Entries from a dataset:
──────

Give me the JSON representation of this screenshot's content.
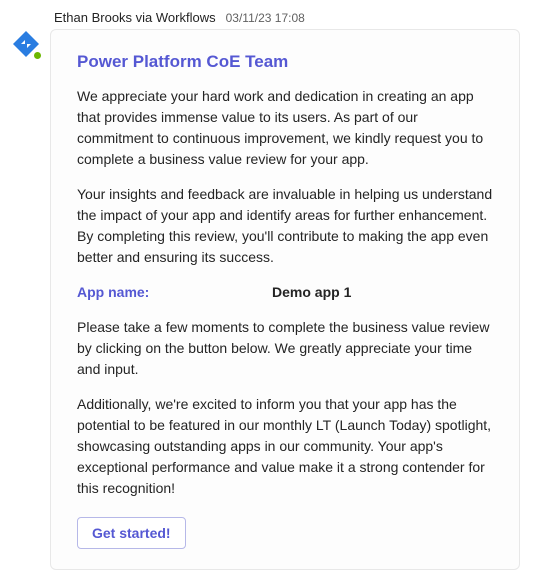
{
  "header": {
    "sender": "Ethan Brooks via Workflows",
    "timestamp": "03/11/23 17:08"
  },
  "card": {
    "title": "Power Platform CoE Team",
    "paragraph1": "We appreciate your hard work and dedication in creating an app that provides immense value to its users. As part of our commitment to continuous improvement, we kindly request you to complete a business value review for your app.",
    "paragraph2": "Your insights and feedback are invaluable in helping us understand the impact of your app and identify areas for further enhancement. By completing this review, you'll contribute to making the app even better and ensuring its success.",
    "app_label": "App name:",
    "app_value": "Demo app 1",
    "paragraph3": "Please take a few moments to complete the business value review by clicking on the button below. We greatly appreciate your time and input.",
    "paragraph4": "Additionally, we're excited to inform you that your app has the potential to be featured in our monthly LT (Launch Today) spotlight, showcasing outstanding apps in our community. Your app's exceptional performance and value make it a strong contender for this recognition!",
    "button_label": "Get started!"
  }
}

──────

*Challenge:* Working from the lines above, reproduce the material exactly and exclude its pictures.

*Solution to this exercise:*
Give me the JSON representation of this screenshot's content.
{
  "header": {
    "sender": "Ethan Brooks via Workflows",
    "timestamp": "03/11/23 17:08"
  },
  "card": {
    "title": "Power Platform CoE Team",
    "paragraph1": "We appreciate your hard work and dedication in creating an app that provides immense value to its users. As part of our commitment to continuous improvement, we kindly request you to complete a business value review for your app.",
    "paragraph2": "Your insights and feedback are invaluable in helping us understand the impact of your app and identify areas for further enhancement. By completing this review, you'll contribute to making the app even better and ensuring its success.",
    "app_label": "App name:",
    "app_value": "Demo app 1",
    "paragraph3": "Please take a few moments to complete the business value review by clicking on the button below. We greatly appreciate your time and input.",
    "paragraph4": "Additionally, we're excited to inform you that your app has the potential to be featured in our monthly LT (Launch Today) spotlight, showcasing outstanding apps in our community. Your app's exceptional performance and value make it a strong contender for this recognition!",
    "button_label": "Get started!"
  }
}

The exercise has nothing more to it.